● YOUR OBJECTIVE
Rewrite every line of the material below as a numbered list, omitting any blank lines.
-------- SOURCE RECORDS
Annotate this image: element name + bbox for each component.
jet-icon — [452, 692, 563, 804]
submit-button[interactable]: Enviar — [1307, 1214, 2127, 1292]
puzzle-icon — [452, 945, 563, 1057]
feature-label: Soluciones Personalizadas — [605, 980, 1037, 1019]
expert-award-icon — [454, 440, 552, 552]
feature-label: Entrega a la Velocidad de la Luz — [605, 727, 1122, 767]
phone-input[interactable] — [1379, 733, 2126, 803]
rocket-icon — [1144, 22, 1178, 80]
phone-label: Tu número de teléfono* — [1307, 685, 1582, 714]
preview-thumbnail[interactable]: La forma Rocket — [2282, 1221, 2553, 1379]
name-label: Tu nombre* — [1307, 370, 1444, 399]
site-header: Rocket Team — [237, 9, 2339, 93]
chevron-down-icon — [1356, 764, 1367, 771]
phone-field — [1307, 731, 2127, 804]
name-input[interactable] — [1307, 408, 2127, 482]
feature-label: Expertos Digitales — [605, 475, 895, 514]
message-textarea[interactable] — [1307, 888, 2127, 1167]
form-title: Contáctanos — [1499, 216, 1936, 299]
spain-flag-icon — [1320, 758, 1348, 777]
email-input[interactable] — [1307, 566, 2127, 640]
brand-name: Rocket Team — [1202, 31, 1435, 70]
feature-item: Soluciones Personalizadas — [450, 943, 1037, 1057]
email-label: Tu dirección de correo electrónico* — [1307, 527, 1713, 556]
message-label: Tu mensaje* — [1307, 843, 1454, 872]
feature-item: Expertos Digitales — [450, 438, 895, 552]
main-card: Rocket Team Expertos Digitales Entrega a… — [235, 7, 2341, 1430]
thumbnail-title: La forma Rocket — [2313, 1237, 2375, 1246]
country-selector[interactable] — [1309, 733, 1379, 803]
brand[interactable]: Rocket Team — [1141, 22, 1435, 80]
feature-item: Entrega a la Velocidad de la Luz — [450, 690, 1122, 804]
----------------
● RESULT OF THE TASK
1. Annotate this image: element name + bbox for each component.
2. jet-icon — [452, 692, 563, 804]
3. submit-button[interactable]: Enviar — [1307, 1214, 2127, 1292]
4. puzzle-icon — [452, 945, 563, 1057]
5. feature-label: Soluciones Personalizadas — [605, 980, 1037, 1019]
6. expert-award-icon — [454, 440, 552, 552]
7. feature-label: Entrega a la Velocidad de la Luz — [605, 727, 1122, 767]
8. phone-input[interactable] — [1379, 733, 2126, 803]
9. rocket-icon — [1144, 22, 1178, 80]
10. phone-label: Tu número de teléfono* — [1307, 685, 1582, 714]
11. preview-thumbnail[interactable]: La forma Rocket — [2282, 1221, 2553, 1379]
12. name-label: Tu nombre* — [1307, 370, 1444, 399]
13. site-header: Rocket Team — [237, 9, 2339, 93]
14. chevron-down-icon — [1356, 764, 1367, 771]
15. phone-field — [1307, 731, 2127, 804]
16. name-input[interactable] — [1307, 408, 2127, 482]
17. feature-label: Expertos Digitales — [605, 475, 895, 514]
18. message-textarea[interactable] — [1307, 888, 2127, 1167]
19. form-title: Contáctanos — [1499, 216, 1936, 299]
20. spain-flag-icon — [1320, 758, 1348, 777]
21. email-input[interactable] — [1307, 566, 2127, 640]
22. brand-name: Rocket Team — [1202, 31, 1435, 70]
23. feature-item: Soluciones Personalizadas — [450, 943, 1037, 1057]
24. email-label: Tu dirección de correo electrónico* — [1307, 527, 1713, 556]
25. message-label: Tu mensaje* — [1307, 843, 1454, 872]
26. feature-item: Expertos Digitales — [450, 438, 895, 552]
27. main-card: Rocket Team Expertos Digitales Entrega a… — [235, 7, 2341, 1430]
28. thumbnail-title: La forma Rocket — [2313, 1237, 2375, 1246]
29. country-selector[interactable] — [1309, 733, 1379, 803]
30. brand[interactable]: Rocket Team — [1141, 22, 1435, 80]
31. feature-item: Entrega a la Velocidad de la Luz — [450, 690, 1122, 804]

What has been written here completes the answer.